* EXERCISE OBJECTIVE
Look through the material below. Copy every line with the string "Extract" in it.

* INFORMATION SHOWN
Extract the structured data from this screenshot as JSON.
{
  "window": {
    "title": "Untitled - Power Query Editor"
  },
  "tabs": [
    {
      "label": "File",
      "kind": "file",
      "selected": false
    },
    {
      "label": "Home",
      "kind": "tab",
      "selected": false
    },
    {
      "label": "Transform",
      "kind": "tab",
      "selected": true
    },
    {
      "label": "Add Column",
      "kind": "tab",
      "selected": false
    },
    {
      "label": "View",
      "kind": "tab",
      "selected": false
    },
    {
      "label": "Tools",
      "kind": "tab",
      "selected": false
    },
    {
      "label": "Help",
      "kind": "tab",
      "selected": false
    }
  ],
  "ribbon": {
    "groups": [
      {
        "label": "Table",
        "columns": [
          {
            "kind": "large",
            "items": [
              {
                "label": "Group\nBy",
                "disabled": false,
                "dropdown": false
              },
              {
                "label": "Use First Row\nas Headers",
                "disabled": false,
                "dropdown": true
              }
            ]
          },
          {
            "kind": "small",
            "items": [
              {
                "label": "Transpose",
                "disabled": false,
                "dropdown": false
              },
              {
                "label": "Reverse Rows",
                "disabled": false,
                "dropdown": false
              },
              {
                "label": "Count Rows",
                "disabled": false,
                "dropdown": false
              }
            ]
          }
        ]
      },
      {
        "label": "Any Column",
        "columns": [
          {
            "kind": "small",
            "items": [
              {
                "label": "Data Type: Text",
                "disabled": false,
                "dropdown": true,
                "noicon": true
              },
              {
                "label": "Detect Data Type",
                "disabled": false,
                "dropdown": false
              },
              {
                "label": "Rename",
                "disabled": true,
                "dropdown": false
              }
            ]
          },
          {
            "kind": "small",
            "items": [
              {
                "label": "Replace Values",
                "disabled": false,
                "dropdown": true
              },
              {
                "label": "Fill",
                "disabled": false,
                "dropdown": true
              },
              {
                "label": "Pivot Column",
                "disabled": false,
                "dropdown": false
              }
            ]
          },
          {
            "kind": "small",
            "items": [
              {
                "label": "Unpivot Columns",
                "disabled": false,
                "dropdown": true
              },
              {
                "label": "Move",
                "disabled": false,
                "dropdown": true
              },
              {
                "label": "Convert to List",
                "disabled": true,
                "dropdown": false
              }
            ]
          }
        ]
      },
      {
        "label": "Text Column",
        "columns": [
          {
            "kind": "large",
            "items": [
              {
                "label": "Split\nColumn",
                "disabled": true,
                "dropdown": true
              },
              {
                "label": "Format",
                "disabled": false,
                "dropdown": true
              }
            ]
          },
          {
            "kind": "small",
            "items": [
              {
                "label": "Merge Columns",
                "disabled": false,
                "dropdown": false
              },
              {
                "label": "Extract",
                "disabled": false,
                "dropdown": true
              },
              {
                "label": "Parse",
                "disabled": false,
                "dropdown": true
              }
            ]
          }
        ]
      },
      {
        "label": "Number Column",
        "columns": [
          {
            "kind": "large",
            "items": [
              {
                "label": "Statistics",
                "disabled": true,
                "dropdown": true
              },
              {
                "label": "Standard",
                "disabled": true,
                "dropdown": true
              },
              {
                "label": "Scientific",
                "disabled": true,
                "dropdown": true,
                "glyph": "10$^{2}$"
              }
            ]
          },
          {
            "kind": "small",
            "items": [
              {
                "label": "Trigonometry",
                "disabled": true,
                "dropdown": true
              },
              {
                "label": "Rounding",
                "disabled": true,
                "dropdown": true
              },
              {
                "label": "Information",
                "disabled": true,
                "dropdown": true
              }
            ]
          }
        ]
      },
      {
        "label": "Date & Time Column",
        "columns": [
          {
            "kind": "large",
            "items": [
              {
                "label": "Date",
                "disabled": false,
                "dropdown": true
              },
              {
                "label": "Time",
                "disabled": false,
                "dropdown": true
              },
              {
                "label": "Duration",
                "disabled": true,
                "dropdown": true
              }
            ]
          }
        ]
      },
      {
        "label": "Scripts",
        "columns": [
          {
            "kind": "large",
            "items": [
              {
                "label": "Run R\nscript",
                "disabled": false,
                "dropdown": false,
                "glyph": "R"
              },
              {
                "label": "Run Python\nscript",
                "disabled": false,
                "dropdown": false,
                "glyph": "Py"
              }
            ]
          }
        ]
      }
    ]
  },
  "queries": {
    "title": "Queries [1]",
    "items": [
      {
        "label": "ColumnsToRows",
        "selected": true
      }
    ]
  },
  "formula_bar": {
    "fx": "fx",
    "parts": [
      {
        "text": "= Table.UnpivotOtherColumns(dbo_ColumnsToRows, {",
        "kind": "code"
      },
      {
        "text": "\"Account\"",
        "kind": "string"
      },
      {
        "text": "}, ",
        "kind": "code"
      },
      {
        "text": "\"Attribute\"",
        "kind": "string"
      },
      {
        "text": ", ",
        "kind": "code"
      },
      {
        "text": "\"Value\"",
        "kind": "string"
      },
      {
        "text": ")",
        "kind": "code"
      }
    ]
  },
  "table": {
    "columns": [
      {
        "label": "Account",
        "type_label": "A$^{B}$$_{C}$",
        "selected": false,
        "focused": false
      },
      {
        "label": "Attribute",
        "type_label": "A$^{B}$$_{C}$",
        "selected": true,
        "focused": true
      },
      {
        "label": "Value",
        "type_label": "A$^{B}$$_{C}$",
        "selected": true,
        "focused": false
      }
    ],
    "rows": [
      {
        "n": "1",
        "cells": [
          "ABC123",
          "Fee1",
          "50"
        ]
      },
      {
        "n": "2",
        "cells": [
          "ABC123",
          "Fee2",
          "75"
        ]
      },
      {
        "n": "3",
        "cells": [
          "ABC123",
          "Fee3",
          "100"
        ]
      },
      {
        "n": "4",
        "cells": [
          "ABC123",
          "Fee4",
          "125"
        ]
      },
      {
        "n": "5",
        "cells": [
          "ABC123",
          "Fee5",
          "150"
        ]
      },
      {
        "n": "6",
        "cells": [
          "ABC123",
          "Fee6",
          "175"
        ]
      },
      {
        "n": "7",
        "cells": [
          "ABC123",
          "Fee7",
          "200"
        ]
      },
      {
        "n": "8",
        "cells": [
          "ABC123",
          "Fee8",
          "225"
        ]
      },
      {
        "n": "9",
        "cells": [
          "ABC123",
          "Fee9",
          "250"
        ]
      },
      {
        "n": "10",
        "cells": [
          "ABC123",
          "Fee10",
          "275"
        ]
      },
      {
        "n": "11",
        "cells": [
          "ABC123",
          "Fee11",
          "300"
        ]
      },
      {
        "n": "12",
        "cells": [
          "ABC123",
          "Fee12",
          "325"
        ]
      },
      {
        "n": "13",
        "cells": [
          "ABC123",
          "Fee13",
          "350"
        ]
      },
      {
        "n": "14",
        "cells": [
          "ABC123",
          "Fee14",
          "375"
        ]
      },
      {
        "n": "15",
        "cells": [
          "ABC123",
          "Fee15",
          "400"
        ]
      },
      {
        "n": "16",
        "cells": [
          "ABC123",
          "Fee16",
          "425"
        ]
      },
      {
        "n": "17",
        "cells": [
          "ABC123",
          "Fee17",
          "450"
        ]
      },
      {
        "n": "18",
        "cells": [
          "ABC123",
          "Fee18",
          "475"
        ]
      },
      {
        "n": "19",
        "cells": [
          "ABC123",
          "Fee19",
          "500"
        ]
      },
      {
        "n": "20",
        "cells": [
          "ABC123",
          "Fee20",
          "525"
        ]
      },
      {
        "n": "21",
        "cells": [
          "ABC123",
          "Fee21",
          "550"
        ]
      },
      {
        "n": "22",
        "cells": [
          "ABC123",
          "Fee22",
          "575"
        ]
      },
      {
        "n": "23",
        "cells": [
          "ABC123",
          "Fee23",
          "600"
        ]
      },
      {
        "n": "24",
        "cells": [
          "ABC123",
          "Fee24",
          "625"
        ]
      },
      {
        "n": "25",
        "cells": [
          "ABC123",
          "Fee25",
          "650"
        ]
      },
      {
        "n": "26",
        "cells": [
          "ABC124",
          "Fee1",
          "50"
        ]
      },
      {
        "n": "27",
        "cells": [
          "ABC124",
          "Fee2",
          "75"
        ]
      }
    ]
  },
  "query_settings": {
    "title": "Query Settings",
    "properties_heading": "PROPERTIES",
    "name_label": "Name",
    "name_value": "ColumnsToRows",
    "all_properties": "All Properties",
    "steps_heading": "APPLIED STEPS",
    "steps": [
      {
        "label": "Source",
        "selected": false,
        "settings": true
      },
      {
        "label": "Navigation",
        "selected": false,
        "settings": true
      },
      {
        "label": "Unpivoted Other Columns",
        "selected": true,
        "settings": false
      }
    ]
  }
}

* TASK ANSWER
Extract the structured data from this screenshot as JSON.
                "label": "Extract",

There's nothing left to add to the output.